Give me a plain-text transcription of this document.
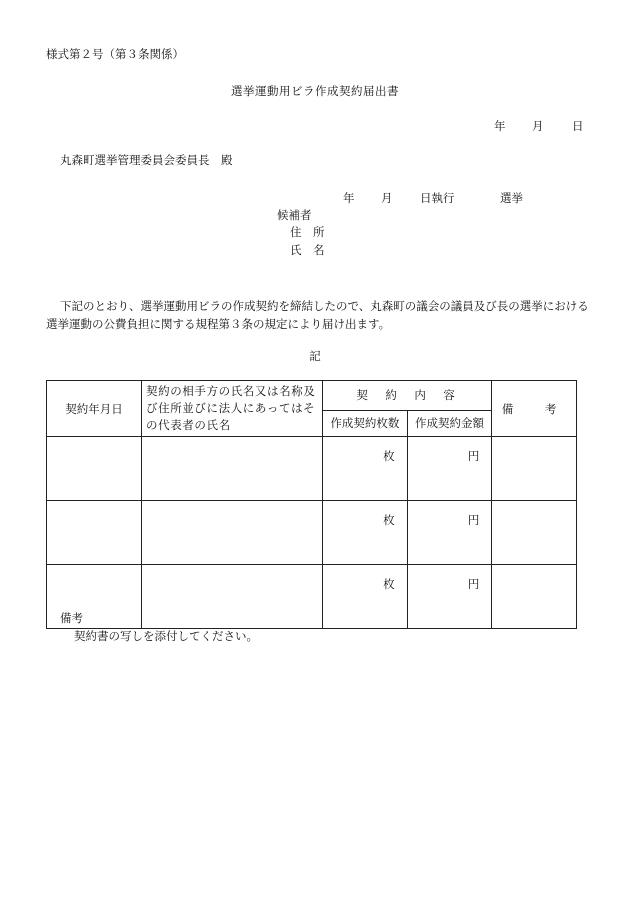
様式第２号（第３条関係）
選挙運動用ビラ作成契約届出書
年 月 日
丸森町選挙管理委員会委員長　殿
年 月 日執行	選挙
候補者
住　所
氏　名
下記のとおり、選挙運動用ビラの作成契約を締結したので、丸森町の議会の議員及び長の選挙における選挙運動の公費負担に関する規程第３条の規定により届け出ます。
記
契約年月日	契約の相手方の氏名又は名称及び住所並びに法人にあってはその代表者の氏名	契　約　内　容		備　考
		作成契約枚数	作成契約金額	
		枚	円	
		枚	円	
		枚	円	
備考
契約書の写しを添付してください。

• [Do this] Retype all of the entries exactly as written, leaving out any images.

• [The response]
Give me a plain-text transcription of this document.
様式第２号（第３条関係）
選挙運動用ビラ作成契約届出書
年 月 日
丸森町選挙管理委員会委員長　殿
年 月 日執行	選挙
候補者
住　所
氏　名
下記のとおり、選挙運動用ビラの作成契約を締結したので、丸森町の議会の議員及び長の選挙における選挙運動の公費負担に関する規程第３条の規定により届け出ます。
記
契約年月日	契約の相手方の氏名又は名称及び住所並びに法人にあってはその代表者の氏名	契　約　内　容		備　考
		作成契約枚数	作成契約金額	
		枚	円	
		枚	円	
		枚	円	
備考
契約書の写しを添付してください。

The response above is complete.